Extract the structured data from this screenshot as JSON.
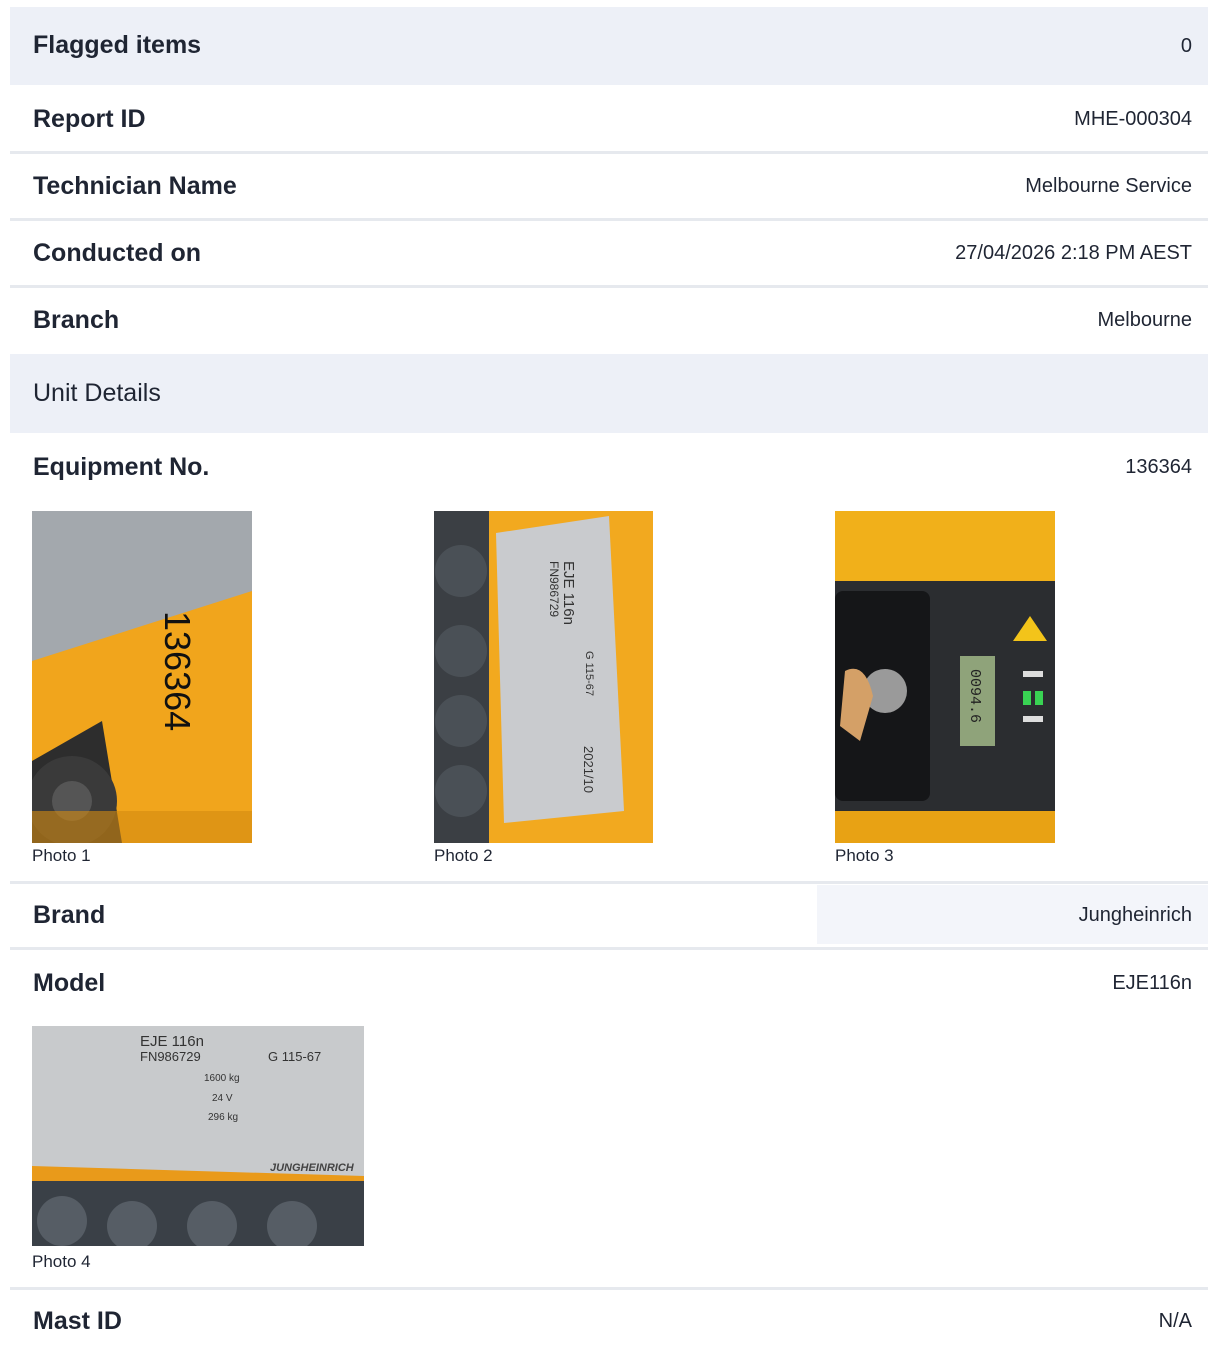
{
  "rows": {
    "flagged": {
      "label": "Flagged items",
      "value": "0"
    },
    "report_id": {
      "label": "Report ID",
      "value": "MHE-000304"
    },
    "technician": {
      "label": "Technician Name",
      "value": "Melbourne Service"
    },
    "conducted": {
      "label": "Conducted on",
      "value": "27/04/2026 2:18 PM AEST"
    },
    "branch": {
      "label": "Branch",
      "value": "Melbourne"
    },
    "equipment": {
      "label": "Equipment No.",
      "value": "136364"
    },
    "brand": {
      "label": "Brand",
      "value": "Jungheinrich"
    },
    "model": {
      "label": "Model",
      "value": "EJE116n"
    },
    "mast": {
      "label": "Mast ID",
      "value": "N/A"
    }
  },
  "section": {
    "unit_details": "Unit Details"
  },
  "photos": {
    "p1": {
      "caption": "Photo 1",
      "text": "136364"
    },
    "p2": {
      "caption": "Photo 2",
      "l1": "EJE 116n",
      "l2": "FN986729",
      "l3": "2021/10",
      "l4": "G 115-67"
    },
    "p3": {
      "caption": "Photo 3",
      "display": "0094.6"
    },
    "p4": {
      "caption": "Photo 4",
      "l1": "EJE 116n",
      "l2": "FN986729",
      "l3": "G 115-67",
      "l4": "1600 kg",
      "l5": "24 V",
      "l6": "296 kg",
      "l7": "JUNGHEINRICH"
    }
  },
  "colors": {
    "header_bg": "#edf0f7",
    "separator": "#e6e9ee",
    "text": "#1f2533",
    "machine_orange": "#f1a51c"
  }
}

- THE REQUEST:
Return to the listing above and set it down exactly, leaving out its pictures.

- IN RESPONSE:
Extract the structured data from this screenshot as JSON.
{
  "rows": {
    "flagged": {
      "label": "Flagged items",
      "value": "0"
    },
    "report_id": {
      "label": "Report ID",
      "value": "MHE-000304"
    },
    "technician": {
      "label": "Technician Name",
      "value": "Melbourne Service"
    },
    "conducted": {
      "label": "Conducted on",
      "value": "27/04/2026 2:18 PM AEST"
    },
    "branch": {
      "label": "Branch",
      "value": "Melbourne"
    },
    "equipment": {
      "label": "Equipment No.",
      "value": "136364"
    },
    "brand": {
      "label": "Brand",
      "value": "Jungheinrich"
    },
    "model": {
      "label": "Model",
      "value": "EJE116n"
    },
    "mast": {
      "label": "Mast ID",
      "value": "N/A"
    }
  },
  "section": {
    "unit_details": "Unit Details"
  },
  "photos": {
    "p1": {
      "caption": "Photo 1",
      "text": "136364"
    },
    "p2": {
      "caption": "Photo 2",
      "l1": "EJE 116n",
      "l2": "FN986729",
      "l3": "2021/10",
      "l4": "G 115-67"
    },
    "p3": {
      "caption": "Photo 3",
      "display": "0094.6"
    },
    "p4": {
      "caption": "Photo 4",
      "l1": "EJE 116n",
      "l2": "FN986729",
      "l3": "G 115-67",
      "l4": "1600 kg",
      "l5": "24 V",
      "l6": "296 kg",
      "l7": "JUNGHEINRICH"
    }
  },
  "colors": {
    "header_bg": "#edf0f7",
    "separator": "#e6e9ee",
    "text": "#1f2533",
    "machine_orange": "#f1a51c"
  }
}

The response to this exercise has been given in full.